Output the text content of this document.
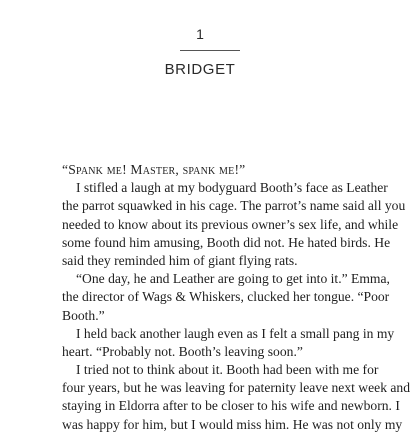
1
BRIDGET
“Spank me! Master, spank me!”
I stifled a laugh at my bodyguard Booth’s face as Leather
the parrot squawked in his cage. The parrot’s name said all you
needed to know about its previous owner’s sex life, and while
some found him amusing, Booth did not. He hated birds. He
said they reminded him of giant flying rats.
“One day, he and Leather are going to get into it.” Emma,
the director of Wags & Whiskers, clucked her tongue. “Poor
Booth.”
I held back another laugh even as I felt a small pang in my
heart. “Probably not. Booth’s leaving soon.”
I tried not to think about it. Booth had been with me for
four years, but he was leaving for paternity leave next week and
staying in Eldorra after to be closer to his wife and newborn. I
was happy for him, but I would miss him. He was not only my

EXERCISE PROMPT
All of the lines above should be retyped precisely, apart from the pictures.

WORKED SOLUTION
Output the text content of this document.
1
BRIDGET
“Spank me! Master, spank me!”
I stifled a laugh at my bodyguard Booth’s face as Leather
the parrot squawked in his cage. The parrot’s name said all you
needed to know about its previous owner’s sex life, and while
some found him amusing, Booth did not. He hated birds. He
said they reminded him of giant flying rats.
“One day, he and Leather are going to get into it.” Emma,
the director of Wags & Whiskers, clucked her tongue. “Poor
Booth.”
I held back another laugh even as I felt a small pang in my
heart. “Probably not. Booth’s leaving soon.”
I tried not to think about it. Booth had been with me for
four years, but he was leaving for paternity leave next week and
staying in Eldorra after to be closer to his wife and newborn. I
was happy for him, but I would miss him. He was not only my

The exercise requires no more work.